## Task brief
Do not carry the pictures over; copy every other part of the entries exactly.

## Material provided
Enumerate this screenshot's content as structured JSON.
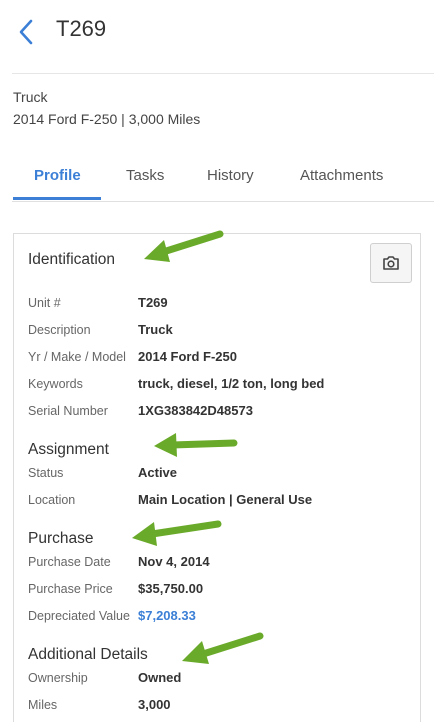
{
  "header": {
    "title": "T269"
  },
  "vehicle": {
    "type": "Truck",
    "summary": "2014 Ford F-250 | 3,000 Miles"
  },
  "tabs": [
    {
      "label": "Profile"
    },
    {
      "label": "Tasks"
    },
    {
      "label": "History"
    },
    {
      "label": "Attachments"
    }
  ],
  "identification": {
    "heading": "Identification",
    "fields": [
      {
        "label": "Unit #",
        "value": "T269"
      },
      {
        "label": "Description",
        "value": "Truck"
      },
      {
        "label": "Yr / Make / Model",
        "value": "2014 Ford F-250"
      },
      {
        "label": "Keywords",
        "value": "truck, diesel, 1/2 ton, long bed"
      },
      {
        "label": "Serial Number",
        "value": "1XG383842D48573"
      }
    ]
  },
  "assignment": {
    "heading": "Assignment",
    "fields": [
      {
        "label": "Status",
        "value": "Active"
      },
      {
        "label": "Location",
        "value": "Main Location | General Use"
      }
    ]
  },
  "purchase": {
    "heading": "Purchase",
    "fields": [
      {
        "label": "Purchase Date",
        "value": "Nov 4, 2014"
      },
      {
        "label": "Purchase Price",
        "value": "$35,750.00"
      },
      {
        "label": "Depreciated Value",
        "value": "$7,208.33"
      }
    ]
  },
  "additional": {
    "heading": "Additional Details",
    "fields": [
      {
        "label": "Ownership",
        "value": "Owned"
      },
      {
        "label": "Miles",
        "value": "3,000"
      }
    ]
  },
  "colors": {
    "accent": "#3b7fd6",
    "annotation_arrow": "#6aaa2a"
  }
}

## Solution to the exercise
Enumerate this screenshot's content as structured JSON.
{
  "header": {
    "title": "T269"
  },
  "vehicle": {
    "type": "Truck",
    "summary": "2014 Ford F-250 | 3,000 Miles"
  },
  "tabs": [
    {
      "label": "Profile"
    },
    {
      "label": "Tasks"
    },
    {
      "label": "History"
    },
    {
      "label": "Attachments"
    }
  ],
  "identification": {
    "heading": "Identification",
    "fields": [
      {
        "label": "Unit #",
        "value": "T269"
      },
      {
        "label": "Description",
        "value": "Truck"
      },
      {
        "label": "Yr / Make / Model",
        "value": "2014 Ford F-250"
      },
      {
        "label": "Keywords",
        "value": "truck, diesel, 1/2 ton, long bed"
      },
      {
        "label": "Serial Number",
        "value": "1XG383842D48573"
      }
    ]
  },
  "assignment": {
    "heading": "Assignment",
    "fields": [
      {
        "label": "Status",
        "value": "Active"
      },
      {
        "label": "Location",
        "value": "Main Location | General Use"
      }
    ]
  },
  "purchase": {
    "heading": "Purchase",
    "fields": [
      {
        "label": "Purchase Date",
        "value": "Nov 4, 2014"
      },
      {
        "label": "Purchase Price",
        "value": "$35,750.00"
      },
      {
        "label": "Depreciated Value",
        "value": "$7,208.33"
      }
    ]
  },
  "additional": {
    "heading": "Additional Details",
    "fields": [
      {
        "label": "Ownership",
        "value": "Owned"
      },
      {
        "label": "Miles",
        "value": "3,000"
      }
    ]
  },
  "colors": {
    "accent": "#3b7fd6",
    "annotation_arrow": "#6aaa2a"
  }
}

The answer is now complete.